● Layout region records
▬▬▬▬▬▬

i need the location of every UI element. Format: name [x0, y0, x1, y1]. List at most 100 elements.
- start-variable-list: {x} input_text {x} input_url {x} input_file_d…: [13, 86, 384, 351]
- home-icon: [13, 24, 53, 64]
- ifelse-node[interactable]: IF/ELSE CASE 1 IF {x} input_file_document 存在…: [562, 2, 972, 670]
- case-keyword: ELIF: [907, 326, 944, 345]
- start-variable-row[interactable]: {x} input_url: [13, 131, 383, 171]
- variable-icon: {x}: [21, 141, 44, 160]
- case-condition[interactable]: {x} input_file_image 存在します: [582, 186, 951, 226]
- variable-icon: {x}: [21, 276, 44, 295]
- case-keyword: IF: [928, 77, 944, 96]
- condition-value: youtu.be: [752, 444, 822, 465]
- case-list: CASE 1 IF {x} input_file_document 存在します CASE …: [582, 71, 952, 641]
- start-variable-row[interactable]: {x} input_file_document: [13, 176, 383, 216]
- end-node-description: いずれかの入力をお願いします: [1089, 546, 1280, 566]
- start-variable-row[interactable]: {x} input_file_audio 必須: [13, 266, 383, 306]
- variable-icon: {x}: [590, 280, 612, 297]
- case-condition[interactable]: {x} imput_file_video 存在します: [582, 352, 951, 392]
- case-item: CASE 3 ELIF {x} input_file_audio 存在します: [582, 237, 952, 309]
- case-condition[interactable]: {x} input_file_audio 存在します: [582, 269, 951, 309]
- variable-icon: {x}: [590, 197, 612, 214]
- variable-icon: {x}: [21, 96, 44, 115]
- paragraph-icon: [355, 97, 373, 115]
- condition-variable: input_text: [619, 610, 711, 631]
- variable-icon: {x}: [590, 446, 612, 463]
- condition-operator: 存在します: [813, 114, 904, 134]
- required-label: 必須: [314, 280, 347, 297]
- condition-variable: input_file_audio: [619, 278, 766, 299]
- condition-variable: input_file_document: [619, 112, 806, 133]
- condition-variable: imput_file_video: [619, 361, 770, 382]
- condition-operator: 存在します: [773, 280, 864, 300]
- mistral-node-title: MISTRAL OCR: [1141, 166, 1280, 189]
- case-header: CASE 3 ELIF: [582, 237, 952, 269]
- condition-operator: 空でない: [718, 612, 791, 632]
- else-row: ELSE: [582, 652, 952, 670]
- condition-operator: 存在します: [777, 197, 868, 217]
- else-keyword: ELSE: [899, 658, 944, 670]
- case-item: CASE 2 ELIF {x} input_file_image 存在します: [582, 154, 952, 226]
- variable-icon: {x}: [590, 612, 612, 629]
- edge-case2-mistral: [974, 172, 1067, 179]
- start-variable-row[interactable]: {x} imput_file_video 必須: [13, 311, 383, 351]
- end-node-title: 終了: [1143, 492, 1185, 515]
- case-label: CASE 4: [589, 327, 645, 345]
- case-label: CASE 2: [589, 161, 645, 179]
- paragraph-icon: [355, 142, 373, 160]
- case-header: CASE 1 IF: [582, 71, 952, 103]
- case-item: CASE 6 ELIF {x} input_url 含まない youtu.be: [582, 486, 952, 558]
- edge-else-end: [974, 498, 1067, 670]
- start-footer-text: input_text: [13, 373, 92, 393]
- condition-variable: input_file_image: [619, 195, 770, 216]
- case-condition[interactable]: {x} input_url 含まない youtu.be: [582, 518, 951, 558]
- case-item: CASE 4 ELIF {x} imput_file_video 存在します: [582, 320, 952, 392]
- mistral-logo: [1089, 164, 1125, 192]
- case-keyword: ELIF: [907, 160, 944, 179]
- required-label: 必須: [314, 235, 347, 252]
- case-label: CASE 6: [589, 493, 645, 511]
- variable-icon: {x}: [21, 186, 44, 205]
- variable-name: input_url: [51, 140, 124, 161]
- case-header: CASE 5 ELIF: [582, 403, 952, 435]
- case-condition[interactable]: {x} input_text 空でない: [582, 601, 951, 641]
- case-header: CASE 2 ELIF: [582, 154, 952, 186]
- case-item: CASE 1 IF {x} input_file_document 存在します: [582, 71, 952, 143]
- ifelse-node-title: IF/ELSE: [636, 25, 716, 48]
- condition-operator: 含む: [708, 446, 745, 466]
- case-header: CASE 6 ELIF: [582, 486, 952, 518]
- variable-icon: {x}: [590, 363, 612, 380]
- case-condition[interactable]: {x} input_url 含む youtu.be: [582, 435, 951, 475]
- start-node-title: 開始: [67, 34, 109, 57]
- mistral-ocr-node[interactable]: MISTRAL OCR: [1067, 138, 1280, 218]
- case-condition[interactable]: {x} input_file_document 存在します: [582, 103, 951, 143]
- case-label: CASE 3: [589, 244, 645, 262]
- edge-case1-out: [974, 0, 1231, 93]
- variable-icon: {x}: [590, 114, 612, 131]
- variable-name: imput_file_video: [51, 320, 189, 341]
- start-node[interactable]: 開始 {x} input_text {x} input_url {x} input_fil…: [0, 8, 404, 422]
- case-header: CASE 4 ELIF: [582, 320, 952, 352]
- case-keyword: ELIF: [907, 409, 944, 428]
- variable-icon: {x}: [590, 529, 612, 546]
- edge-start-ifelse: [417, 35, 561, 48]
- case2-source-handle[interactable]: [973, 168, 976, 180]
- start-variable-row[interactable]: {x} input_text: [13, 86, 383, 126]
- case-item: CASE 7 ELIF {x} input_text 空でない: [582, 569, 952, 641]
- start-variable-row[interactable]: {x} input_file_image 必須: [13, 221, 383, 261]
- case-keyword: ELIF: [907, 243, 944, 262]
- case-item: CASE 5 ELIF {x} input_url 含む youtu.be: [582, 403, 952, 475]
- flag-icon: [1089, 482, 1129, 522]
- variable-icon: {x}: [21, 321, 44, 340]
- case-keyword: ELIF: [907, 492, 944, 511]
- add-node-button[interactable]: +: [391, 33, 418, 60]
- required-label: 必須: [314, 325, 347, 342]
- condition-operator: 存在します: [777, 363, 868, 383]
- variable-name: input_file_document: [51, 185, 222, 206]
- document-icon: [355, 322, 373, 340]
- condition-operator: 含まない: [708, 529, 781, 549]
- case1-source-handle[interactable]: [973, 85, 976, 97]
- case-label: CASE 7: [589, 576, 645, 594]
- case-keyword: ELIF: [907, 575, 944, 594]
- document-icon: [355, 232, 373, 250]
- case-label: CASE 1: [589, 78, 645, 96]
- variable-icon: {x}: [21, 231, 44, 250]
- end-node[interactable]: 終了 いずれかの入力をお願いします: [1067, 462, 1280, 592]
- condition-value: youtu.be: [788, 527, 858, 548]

▬▬▬▬▬▬

Turn every line of the material above into a Markdown table with the columns "No." and "Line", giving each line its row number and skipping blank lines.

| No. | Line |
|---|---|
| 1 | i need the location of every UI element. Format: name [x0, y0, x1, y1]. List at most 100 elements. |
| 2 | - start-variable-list: {x} input_text {x} input_url {x} input_file_d…: [13, 86, 384, 351] |
| 3 | - home-icon: [13, 24, 53, 64] |
| 4 | - ifelse-node[interactable]: IF/ELSE CASE 1 IF {x} input_file_document 存在…: [562, 2, 972, 670] |
| 5 | - case-keyword: ELIF: [907, 326, 944, 345] |
| 6 | - start-variable-row[interactable]: {x} input_url: [13, 131, 383, 171] |
| 7 | - variable-icon: {x}: [21, 141, 44, 160] |
| 8 | - case-condition[interactable]: {x} input_file_image 存在します: [582, 186, 951, 226] |
| 9 | - variable-icon: {x}: [21, 276, 44, 295] |
| 10 | - case-keyword: IF: [928, 77, 944, 96] |
| 11 | - condition-value: youtu.be: [752, 444, 822, 465] |
| 12 | - case-list: CASE 1 IF {x} input_file_document 存在します CASE …: [582, 71, 952, 641] |
| 13 | - start-variable-row[interactable]: {x} input_file_document: [13, 176, 383, 216] |
| 14 | - end-node-description: いずれかの入力をお願いします: [1089, 546, 1280, 566] |
| 15 | - start-variable-row[interactable]: {x} input_file_audio 必須: [13, 266, 383, 306] |
| 16 | - variable-icon: {x}: [590, 280, 612, 297] |
| 17 | - case-condition[interactable]: {x} imput_file_video 存在します: [582, 352, 951, 392] |
| 18 | - case-item: CASE 3 ELIF {x} input_file_audio 存在します: [582, 237, 952, 309] |
| 19 | - case-condition[interactable]: {x} input_file_audio 存在します: [582, 269, 951, 309] |
| 20 | - variable-icon: {x}: [590, 197, 612, 214] |
| 21 | - variable-icon: {x}: [21, 96, 44, 115] |
| 22 | - paragraph-icon: [355, 97, 373, 115] |
| 23 | - condition-variable: input_text: [619, 610, 711, 631] |
| 24 | - variable-icon: {x}: [590, 446, 612, 463] |
| 25 | - condition-operator: 存在します: [813, 114, 904, 134] |
| 26 | - required-label: 必須: [314, 280, 347, 297] |
| 27 | - condition-variable: input_file_audio: [619, 278, 766, 299] |
| 28 | - condition-variable: input_file_document: [619, 112, 806, 133] |
| 29 | - condition-variable: imput_file_video: [619, 361, 770, 382] |
| 30 | - condition-operator: 存在します: [773, 280, 864, 300] |
| 31 | - mistral-node-title: MISTRAL OCR: [1141, 166, 1280, 189] |
| 32 | - case-header: CASE 3 ELIF: [582, 237, 952, 269] |
| 33 | - condition-operator: 空でない: [718, 612, 791, 632] |
| 34 | - else-row: ELSE: [582, 652, 952, 670] |
| 35 | - condition-operator: 存在します: [777, 197, 868, 217] |
| 36 | - else-keyword: ELSE: [899, 658, 944, 670] |
| 37 | - case-item: CASE 2 ELIF {x} input_file_image 存在します: [582, 154, 952, 226] |
| 38 | - variable-icon: {x}: [590, 612, 612, 629] |
| 39 | - edge-case2-mistral: [974, 172, 1067, 179] |
| 40 | - start-variable-row[interactable]: {x} imput_file_video 必須: [13, 311, 383, 351] |
| 41 | - end-node-title: 終了: [1143, 492, 1185, 515] |
| 42 | - case-label: CASE 4: [589, 327, 645, 345] |
| 43 | - case-label: CASE 2: [589, 161, 645, 179] |
| 44 | - paragraph-icon: [355, 142, 373, 160] |
| 45 | - case-header: CASE 1 IF: [582, 71, 952, 103] |
| 46 | - case-item: CASE 6 ELIF {x} input_url 含まない youtu.be: [582, 486, 952, 558] |
| 47 | - edge-else-end: [974, 498, 1067, 670] |
| 48 | - start-footer-text: input_text: [13, 373, 92, 393] |
| 49 | - condition-variable: input_file_image: [619, 195, 770, 216] |
| 50 | - case-condition[interactable]: {x} input_url 含まない youtu.be: [582, 518, 951, 558] |
| 51 | - case-item: CASE 4 ELIF {x} imput_file_video 存在します: [582, 320, 952, 392] |
| 52 | - mistral-logo: [1089, 164, 1125, 192] |
| 53 | - case-keyword: ELIF: [907, 160, 944, 179] |
| 54 | - required-label: 必須: [314, 235, 347, 252] |
| 55 | - case-label: CASE 6: [589, 493, 645, 511] |
| 56 | - variable-icon: {x}: [21, 186, 44, 205] |
| 57 | - variable-name: input_url: [51, 140, 124, 161] |
| 58 | - case-header: CASE 5 ELIF: [582, 403, 952, 435] |
| 59 | - case-condition[interactable]: {x} input_text 空でない: [582, 601, 951, 641] |
| 60 | - case-header: CASE 2 ELIF: [582, 154, 952, 186] |
| 61 | - case-item: CASE 1 IF {x} input_file_document 存在します: [582, 71, 952, 143] |
| 62 | - ifelse-node-title: IF/ELSE: [636, 25, 716, 48] |
| 63 | - condition-operator: 含む: [708, 446, 745, 466] |
| 64 | - case-header: CASE 6 ELIF: [582, 486, 952, 518] |
| 65 | - variable-icon: {x}: [590, 363, 612, 380] |
| 66 | - case-condition[interactable]: {x} input_url 含む youtu.be: [582, 435, 951, 475] |
| 67 | - start-node-title: 開始: [67, 34, 109, 57] |
| 68 | - mistral-ocr-node[interactable]: MISTRAL OCR: [1067, 138, 1280, 218] |
| 69 | - case-condition[interactable]: {x} input_file_document 存在します: [582, 103, 951, 143] |
| 70 | - case-label: CASE 3: [589, 244, 645, 262] |
| 71 | - edge-case1-out: [974, 0, 1231, 93] |
| 72 | - variable-icon: {x}: [590, 114, 612, 131] |
| 73 | - variable-name: imput_file_video: [51, 320, 189, 341] |
| 74 | - start-node[interactable]: 開始 {x} input_text {x} input_url {x} input_fil…: [0, 8, 404, 422] |
| 75 | - case-header: CASE 4 ELIF: [582, 320, 952, 352] |
| 76 | - case-keyword: ELIF: [907, 409, 944, 428] |
| 77 | - variable-icon: {x}: [590, 529, 612, 546] |
| 78 | - edge-start-ifelse: [417, 35, 561, 48] |
| 79 | - case2-source-handle[interactable]: [973, 168, 976, 180] |
| 80 | - start-variable-row[interactable]: {x} input_text: [13, 86, 383, 126] |
| 81 | - case-item: CASE 7 ELIF {x} input_text 空でない: [582, 569, 952, 641] |
| 82 | - start-variable-row[interactable]: {x} input_file_image 必須: [13, 221, 383, 261] |
| 83 | - case-keyword: ELIF: [907, 243, 944, 262] |
| 84 | - case-item: CASE 5 ELIF {x} input_url 含む youtu.be: [582, 403, 952, 475] |
| 85 | - flag-icon: [1089, 482, 1129, 522] |
| 86 | - variable-icon: {x}: [21, 321, 44, 340] |
| 87 | - case-keyword: ELIF: [907, 492, 944, 511] |
| 88 | - add-node-button[interactable]: +: [391, 33, 418, 60] |
| 89 | - required-label: 必須: [314, 325, 347, 342] |
| 90 | - condition-operator: 存在します: [777, 363, 868, 383] |
| 91 | - variable-name: input_file_document: [51, 185, 222, 206] |
| 92 | - document-icon: [355, 322, 373, 340] |
| 93 | - condition-operator: 含まない: [708, 529, 781, 549] |
| 94 | - case1-source-handle[interactable]: [973, 85, 976, 97] |
| 95 | - case-label: CASE 7: [589, 576, 645, 594] |
| 96 | - case-keyword: ELIF: [907, 575, 944, 594] |
| 97 | - document-icon: [355, 232, 373, 250] |
| 98 | - case-label: CASE 1: [589, 78, 645, 96] |
| 99 | - variable-icon: {x}: [21, 231, 44, 250] |
| 100 | - end-node[interactable]: 終了 いずれかの入力をお願いします: [1067, 462, 1280, 592] |
| 101 | - condition-value: youtu.be: [788, 527, 858, 548] |